# wheels coilover white cruze (St. Louis Arch)



## cyclewild (Aug 14, 2013)

Looks good, what wheels are those? MSR 095?


----------



## Sunline Fan (Jul 29, 2012)

I basically never like aftermarket wheels, but your wheels combined with that stance look absolutely awesome. Well done, sir!

I think my favorite shot is #3. All you need to do is add in a model in there to spice it up a bit, perhaps leaning over the hood highlighting the goods, with one foot up in the air, bent at the knee.


----------



## sumhinbrutal (Dec 26, 2013)

correct msr 095 black pearl. currently in the process of having anothing factory shifter sent to me to thread so i can put on a big type r style shift knob also in black pearl that allows the reverse lock. as far as the model. im lucky enough to have gone to school with a few ex strippers that are now pornstars. so im currently working on having those photoshoots done however theyll only be available thru there website.


----------



## WhiteAndBright (Mar 4, 2013)

Absolutely sick sir..


----------



## Mick (Dec 31, 2011)

Car and shots came out awesome.

Sent from AutoGuide.com Free App


----------



## brian v (Dec 25, 2011)

F u c k IT I am Getting those wheels . They just look too good on the cruzen to not want them mounted ..


----------



## danielp23 (May 14, 2013)

It looks gorgeous, wheel and stance combo is on point, great job!


----------



## HarleyGTP (Dec 14, 2013)

Very cool! Love the look. Done up tastefully, not too over the top. 

If mine wasn't my DD, I'd definitely lower it!


----------



## Silver13LTZRS (Nov 15, 2013)

Looks great!!!


----------



## TNovak (Nov 18, 2011)

Very nice


----------



## sumhinbrutal (Dec 26, 2013)

thanks for the feedback guys. my car is my DD. no problems at all even with the snow. just at times might have to turn that TC off and give it some gas. anyone know of these motors being pulled apart yet or pushed to their limits. ive seen large turbo setups for sale for the car on zzp but if you even pushed that turbo above half of what they are capable of it would rip the motor apart.
┄┄┄┄┄┄
EXERCISE SET:
(a) In the forum thread about the lowered white Cruze, which wheels does the car's owner confirm are on it?
(b) Extend the forum thread about the lowered white Cruze past its final post.

ENTRIES SUPPLIED:
┄┄┄┄┄┄
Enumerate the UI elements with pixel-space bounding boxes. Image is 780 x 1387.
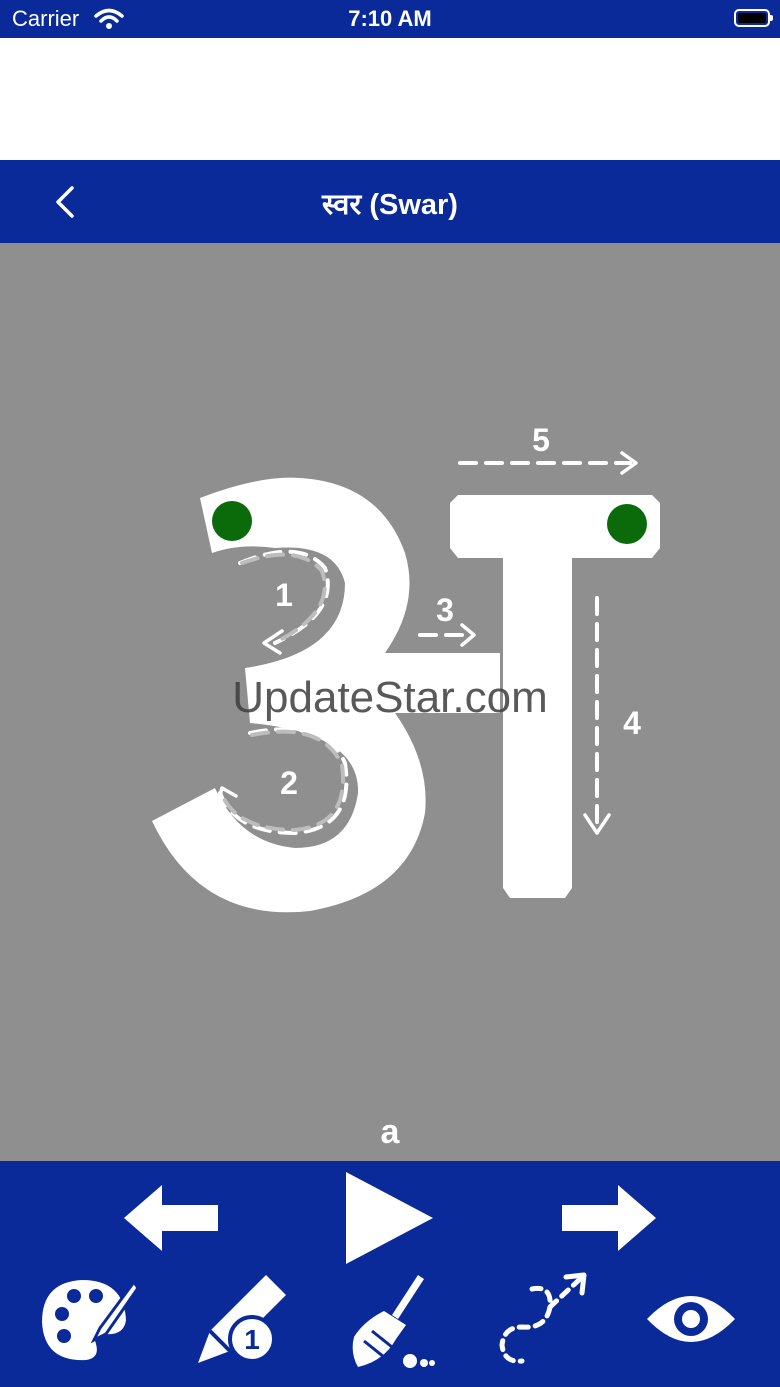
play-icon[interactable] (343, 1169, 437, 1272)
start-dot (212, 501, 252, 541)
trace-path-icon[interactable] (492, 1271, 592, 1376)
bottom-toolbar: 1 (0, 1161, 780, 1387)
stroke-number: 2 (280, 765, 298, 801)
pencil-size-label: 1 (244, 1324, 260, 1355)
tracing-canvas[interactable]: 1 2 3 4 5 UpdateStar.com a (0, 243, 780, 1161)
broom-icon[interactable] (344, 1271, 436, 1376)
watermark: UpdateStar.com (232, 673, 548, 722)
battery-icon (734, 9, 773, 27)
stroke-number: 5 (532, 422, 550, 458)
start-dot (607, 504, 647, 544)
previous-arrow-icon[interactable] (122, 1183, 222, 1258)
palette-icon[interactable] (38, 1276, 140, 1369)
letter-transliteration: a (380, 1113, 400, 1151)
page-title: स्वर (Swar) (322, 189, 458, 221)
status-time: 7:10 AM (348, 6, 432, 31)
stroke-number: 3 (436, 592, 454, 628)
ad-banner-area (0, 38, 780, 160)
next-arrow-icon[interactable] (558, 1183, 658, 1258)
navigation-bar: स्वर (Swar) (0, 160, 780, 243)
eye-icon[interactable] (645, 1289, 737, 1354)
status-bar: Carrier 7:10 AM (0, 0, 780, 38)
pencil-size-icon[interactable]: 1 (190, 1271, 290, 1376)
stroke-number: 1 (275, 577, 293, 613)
┄┄┄┄┄┄
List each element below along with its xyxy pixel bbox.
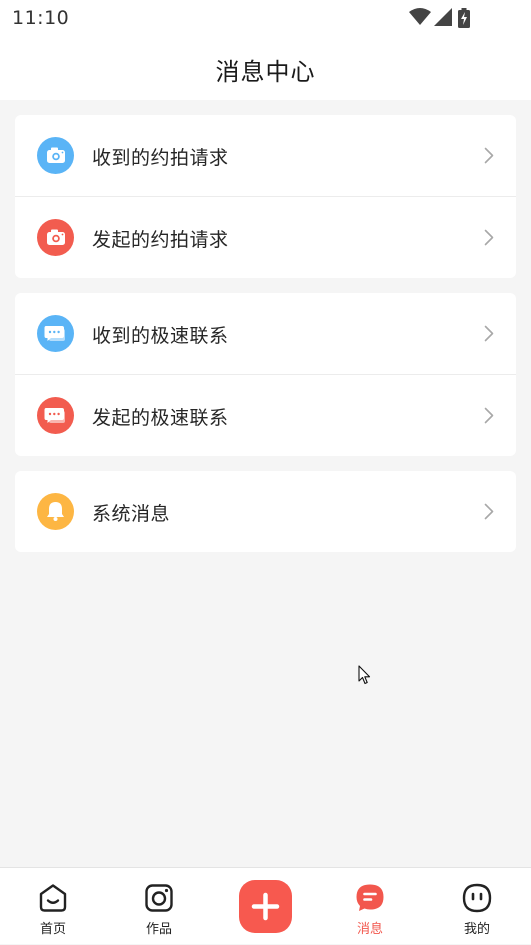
┄┄┄┄┄┄
ANSWERS PROVIDED:
(a) MSR 095 wheels in black pearl.

(b)
----------



## sumhinbrutal (Dec 26, 2013)

this cruze is my daily. if being lowered is all your worried about id say go for it. im fairly low. but have my dampening stiffened up pretty stiff and i dont bottom out anywhere. anyone know of any cars making decent power with these 1.4 turbos. they seem to lag in power to get moving into the highway.


----------



## sumhinbrutal (Dec 26, 2013)

i wouldnt be too worried about lowering your car. im not bagged just coilovers and i have zero issues with the roads. and missouri roads are pretty bad. just have to keep your eye out for potholes and big bumps which i do with any car. main reason i went with coilovers though is because factory struts with lowering springs dont last long and get bouncy after awhile, and costly especially for a newer car, but the coilovers have a dial for your choice of dampening. mine are nearly all the way stiff but i dont bottom out on anything


----------



## cyclewild (Aug 14, 2013)

brian v said:


> F u c k IT I am Getting those wheels . They just look too good on the cruzen to not want them mounted ..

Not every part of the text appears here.